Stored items

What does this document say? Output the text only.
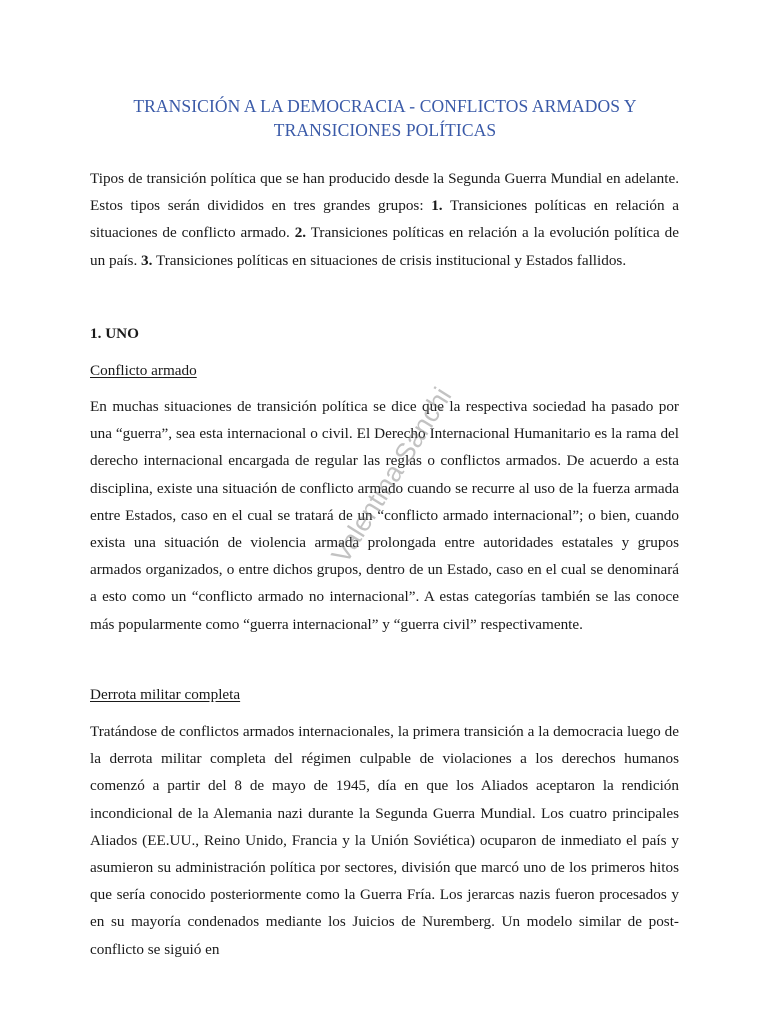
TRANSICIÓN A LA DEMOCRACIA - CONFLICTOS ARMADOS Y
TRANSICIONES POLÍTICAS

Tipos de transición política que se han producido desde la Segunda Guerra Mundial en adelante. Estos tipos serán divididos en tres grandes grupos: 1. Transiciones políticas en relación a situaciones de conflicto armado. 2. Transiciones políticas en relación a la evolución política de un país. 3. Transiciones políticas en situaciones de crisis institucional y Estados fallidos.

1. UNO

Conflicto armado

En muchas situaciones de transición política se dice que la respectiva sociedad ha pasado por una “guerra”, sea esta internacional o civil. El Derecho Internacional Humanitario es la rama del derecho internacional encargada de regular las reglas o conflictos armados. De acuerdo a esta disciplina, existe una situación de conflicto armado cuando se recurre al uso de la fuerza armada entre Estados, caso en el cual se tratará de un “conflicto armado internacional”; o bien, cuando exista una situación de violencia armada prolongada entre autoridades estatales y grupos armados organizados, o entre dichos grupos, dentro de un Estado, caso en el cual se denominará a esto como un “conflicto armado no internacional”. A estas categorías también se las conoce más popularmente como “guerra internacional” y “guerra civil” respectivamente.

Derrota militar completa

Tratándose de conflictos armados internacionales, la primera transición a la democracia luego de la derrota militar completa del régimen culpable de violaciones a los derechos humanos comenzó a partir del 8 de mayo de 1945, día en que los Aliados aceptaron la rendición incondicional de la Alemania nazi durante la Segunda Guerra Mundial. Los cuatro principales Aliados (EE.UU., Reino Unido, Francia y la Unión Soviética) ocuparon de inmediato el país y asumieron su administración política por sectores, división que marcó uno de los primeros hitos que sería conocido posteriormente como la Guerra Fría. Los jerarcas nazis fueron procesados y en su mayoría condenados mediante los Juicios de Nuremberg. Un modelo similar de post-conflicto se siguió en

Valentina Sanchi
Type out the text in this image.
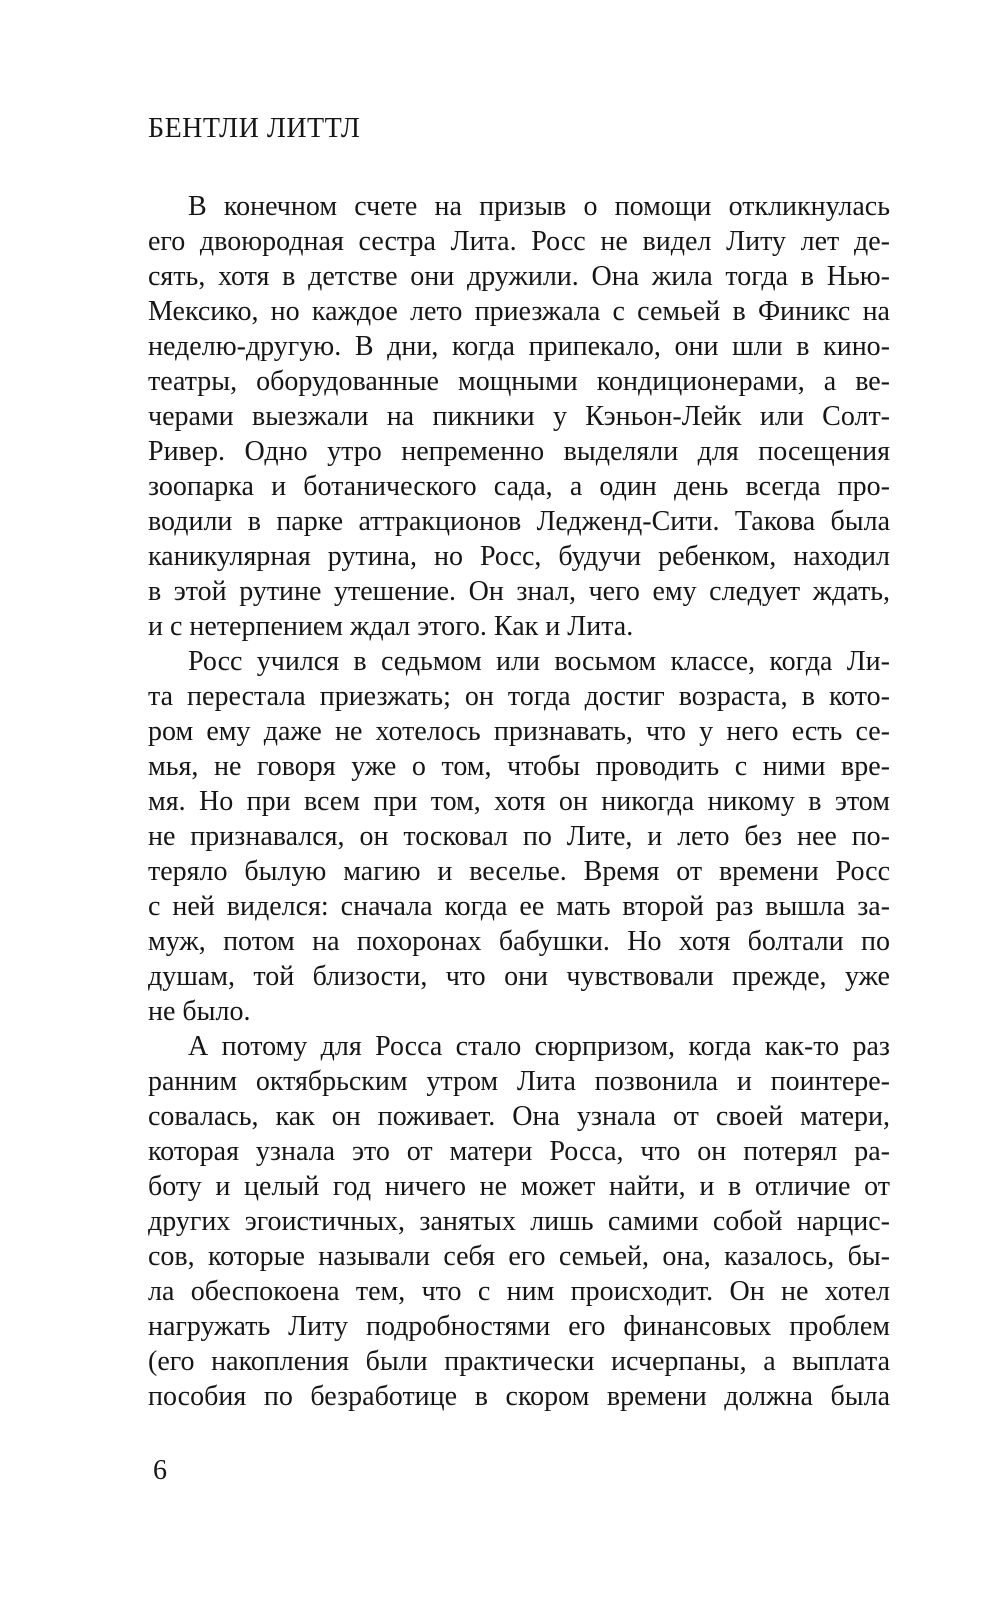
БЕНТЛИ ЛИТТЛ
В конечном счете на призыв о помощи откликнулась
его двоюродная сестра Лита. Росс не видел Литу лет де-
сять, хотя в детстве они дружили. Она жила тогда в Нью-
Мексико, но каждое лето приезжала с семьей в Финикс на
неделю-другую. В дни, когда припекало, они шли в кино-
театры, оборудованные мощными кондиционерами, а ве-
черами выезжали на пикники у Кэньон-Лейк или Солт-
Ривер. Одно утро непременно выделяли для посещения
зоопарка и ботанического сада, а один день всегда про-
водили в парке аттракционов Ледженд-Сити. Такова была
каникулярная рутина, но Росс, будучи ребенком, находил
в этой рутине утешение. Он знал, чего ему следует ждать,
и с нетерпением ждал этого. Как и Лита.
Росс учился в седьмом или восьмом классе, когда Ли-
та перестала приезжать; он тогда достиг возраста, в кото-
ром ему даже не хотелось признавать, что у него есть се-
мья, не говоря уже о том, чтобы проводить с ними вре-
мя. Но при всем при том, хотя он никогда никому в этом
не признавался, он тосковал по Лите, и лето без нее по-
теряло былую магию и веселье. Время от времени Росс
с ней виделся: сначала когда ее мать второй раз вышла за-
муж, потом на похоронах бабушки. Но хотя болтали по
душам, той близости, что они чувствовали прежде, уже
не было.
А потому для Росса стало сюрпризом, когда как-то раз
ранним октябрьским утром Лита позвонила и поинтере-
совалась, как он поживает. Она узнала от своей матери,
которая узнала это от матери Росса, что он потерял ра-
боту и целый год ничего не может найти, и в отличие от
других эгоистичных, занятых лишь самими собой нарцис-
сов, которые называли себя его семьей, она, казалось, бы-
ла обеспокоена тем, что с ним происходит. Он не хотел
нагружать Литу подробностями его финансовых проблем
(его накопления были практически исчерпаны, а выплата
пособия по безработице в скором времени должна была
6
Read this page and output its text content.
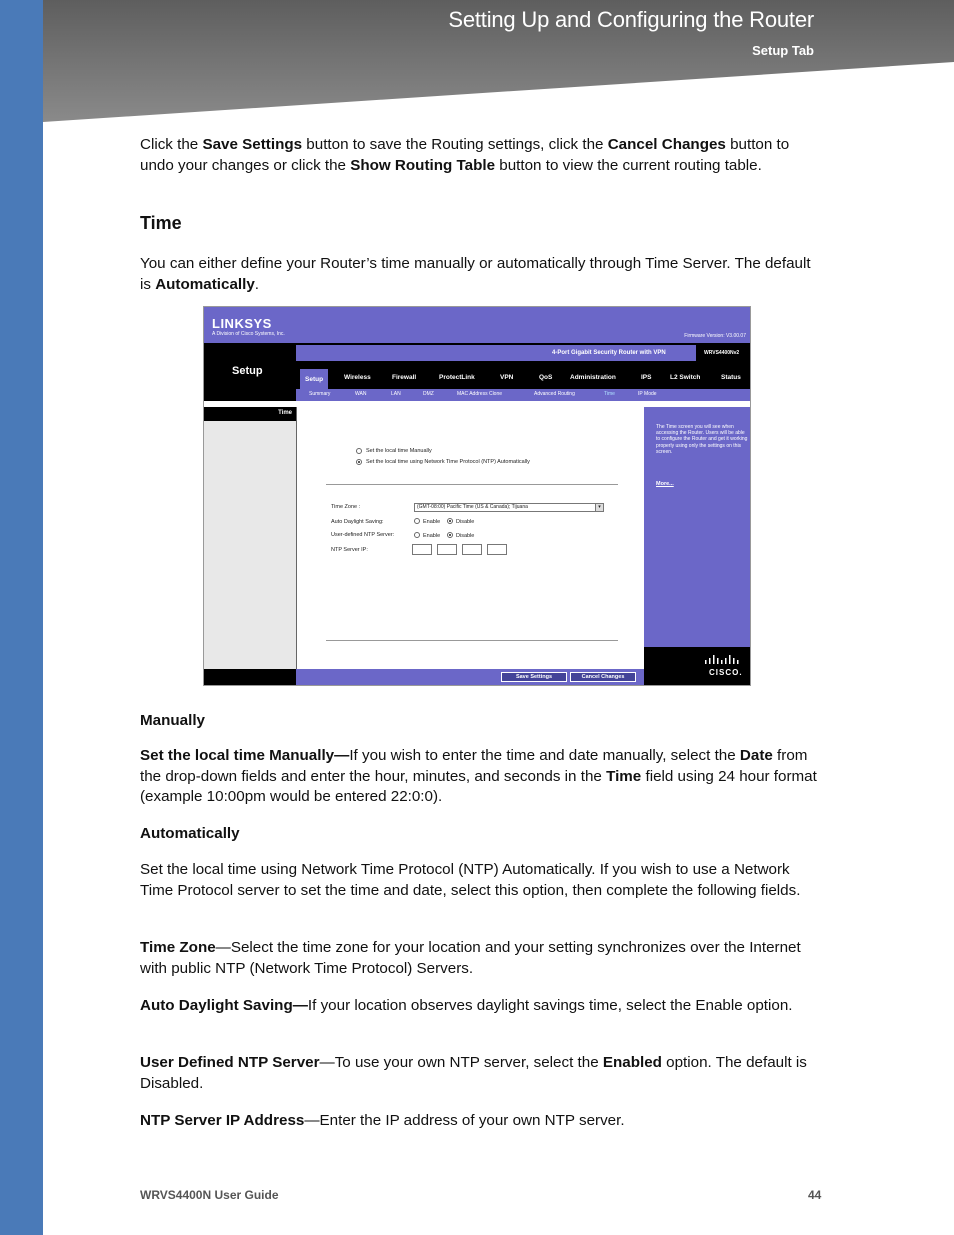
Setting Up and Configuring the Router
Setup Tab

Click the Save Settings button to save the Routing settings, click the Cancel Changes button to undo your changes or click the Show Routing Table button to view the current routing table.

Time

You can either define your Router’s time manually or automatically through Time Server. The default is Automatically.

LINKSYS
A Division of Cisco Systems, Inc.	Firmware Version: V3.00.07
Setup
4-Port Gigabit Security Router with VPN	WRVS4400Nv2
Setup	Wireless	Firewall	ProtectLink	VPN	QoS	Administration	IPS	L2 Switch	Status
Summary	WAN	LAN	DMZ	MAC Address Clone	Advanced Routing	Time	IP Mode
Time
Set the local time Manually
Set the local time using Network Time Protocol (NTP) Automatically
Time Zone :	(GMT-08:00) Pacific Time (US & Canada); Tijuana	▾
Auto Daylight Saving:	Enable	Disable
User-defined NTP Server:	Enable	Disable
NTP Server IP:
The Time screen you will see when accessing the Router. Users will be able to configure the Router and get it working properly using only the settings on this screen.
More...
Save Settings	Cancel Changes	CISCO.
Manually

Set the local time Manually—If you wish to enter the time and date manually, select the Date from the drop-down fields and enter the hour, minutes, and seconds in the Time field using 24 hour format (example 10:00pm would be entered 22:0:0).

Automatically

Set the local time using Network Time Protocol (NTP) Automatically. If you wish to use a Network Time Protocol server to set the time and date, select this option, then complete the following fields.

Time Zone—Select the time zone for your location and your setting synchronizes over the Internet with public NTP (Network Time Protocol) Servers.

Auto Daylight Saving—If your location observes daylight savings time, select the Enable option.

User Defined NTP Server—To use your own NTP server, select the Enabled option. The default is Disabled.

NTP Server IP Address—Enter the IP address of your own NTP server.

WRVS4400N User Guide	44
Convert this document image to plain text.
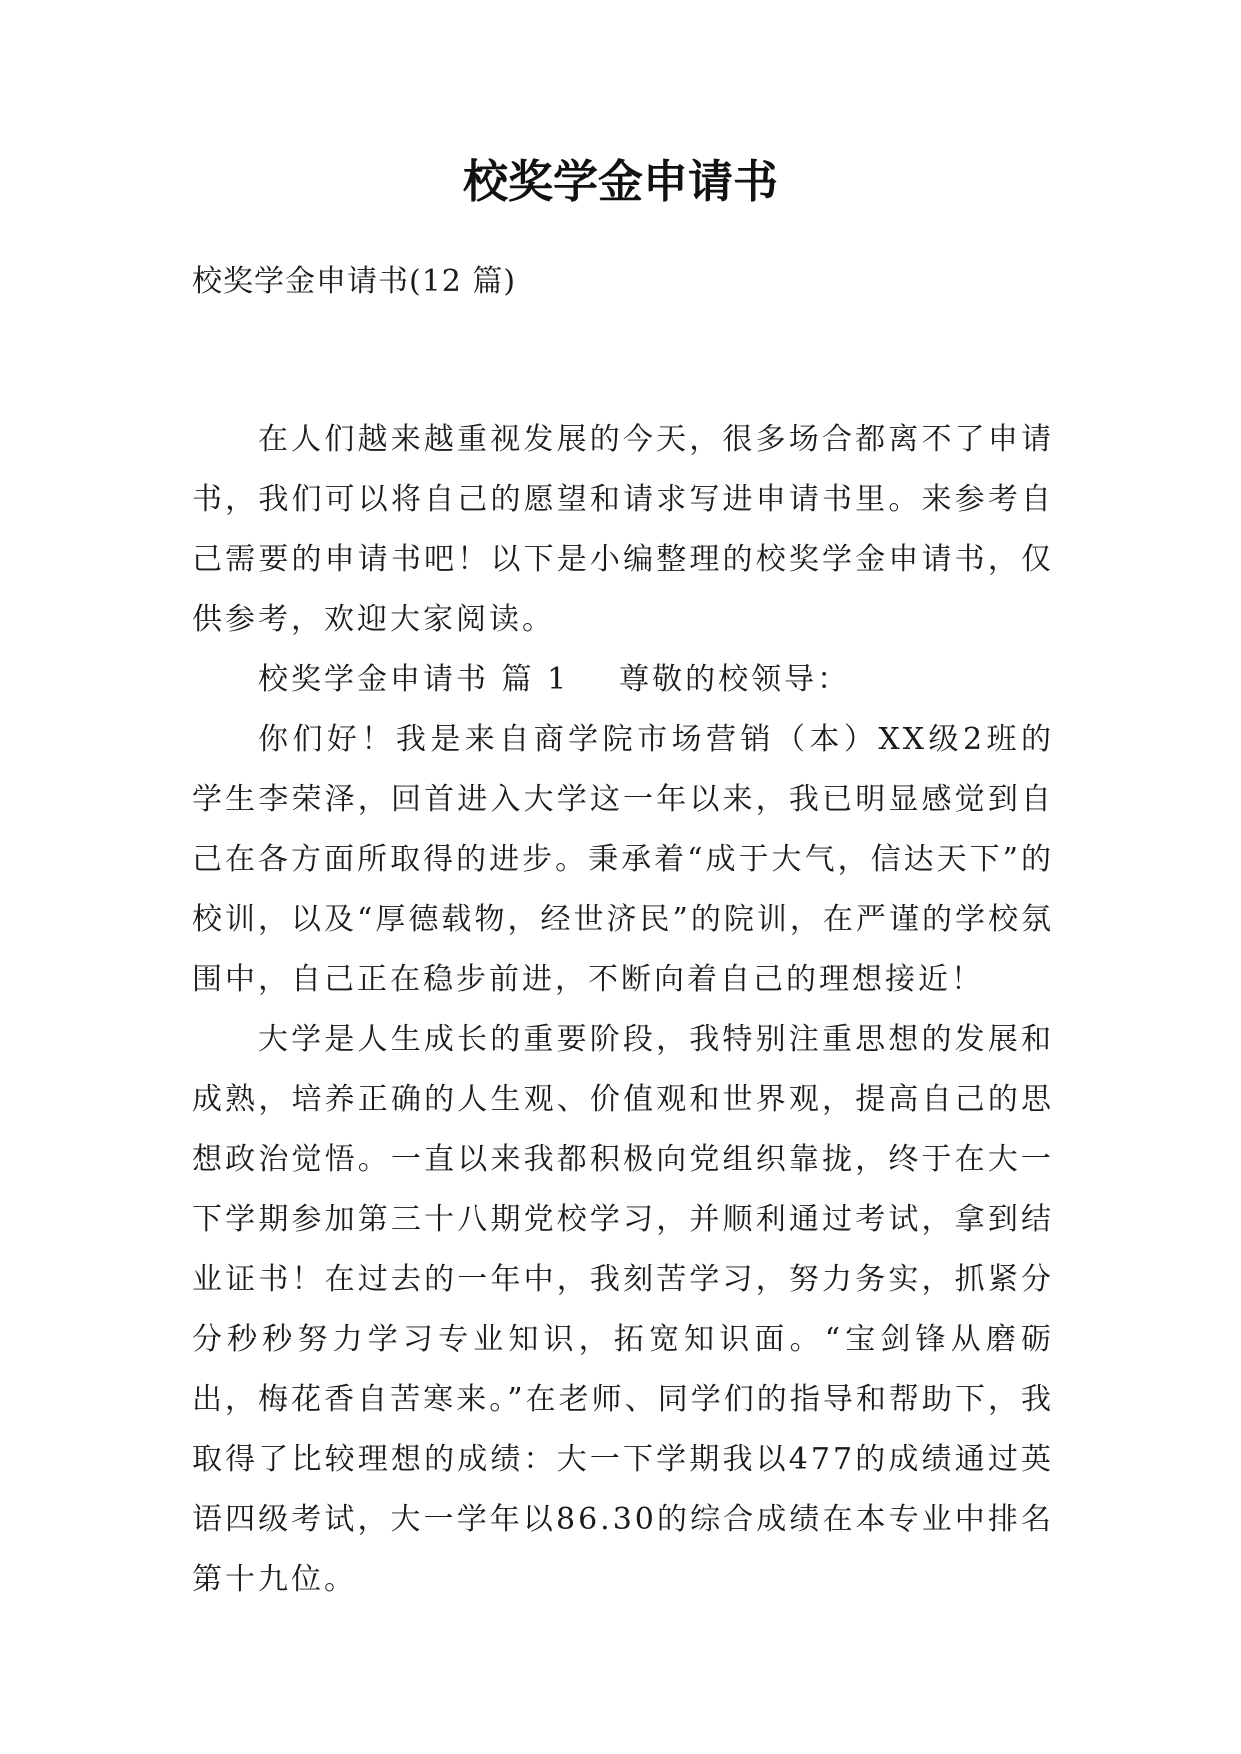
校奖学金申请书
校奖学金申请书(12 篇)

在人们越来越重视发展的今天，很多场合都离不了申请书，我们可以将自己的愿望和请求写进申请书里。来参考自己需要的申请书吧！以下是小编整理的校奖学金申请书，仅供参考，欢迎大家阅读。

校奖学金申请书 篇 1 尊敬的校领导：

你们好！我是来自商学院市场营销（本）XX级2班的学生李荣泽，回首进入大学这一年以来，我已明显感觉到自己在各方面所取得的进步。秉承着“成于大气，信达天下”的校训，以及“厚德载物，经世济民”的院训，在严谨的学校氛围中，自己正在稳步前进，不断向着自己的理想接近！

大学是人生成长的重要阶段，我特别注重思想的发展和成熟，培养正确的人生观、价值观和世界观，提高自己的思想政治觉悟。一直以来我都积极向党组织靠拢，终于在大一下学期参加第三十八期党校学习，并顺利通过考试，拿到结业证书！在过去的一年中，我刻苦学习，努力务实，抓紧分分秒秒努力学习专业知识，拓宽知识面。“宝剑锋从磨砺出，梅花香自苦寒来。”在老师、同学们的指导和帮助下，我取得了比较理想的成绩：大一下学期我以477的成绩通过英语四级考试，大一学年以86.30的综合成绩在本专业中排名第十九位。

▶ [Given instruction] Which lines include the word "Setup"? Copy every one of them.

▶ [Written solution]
Setup Tab
Setup
Setup	Wireless	Firewall	ProtectLink	VPN	QoS	Administration	IPS	L2 Switch	Status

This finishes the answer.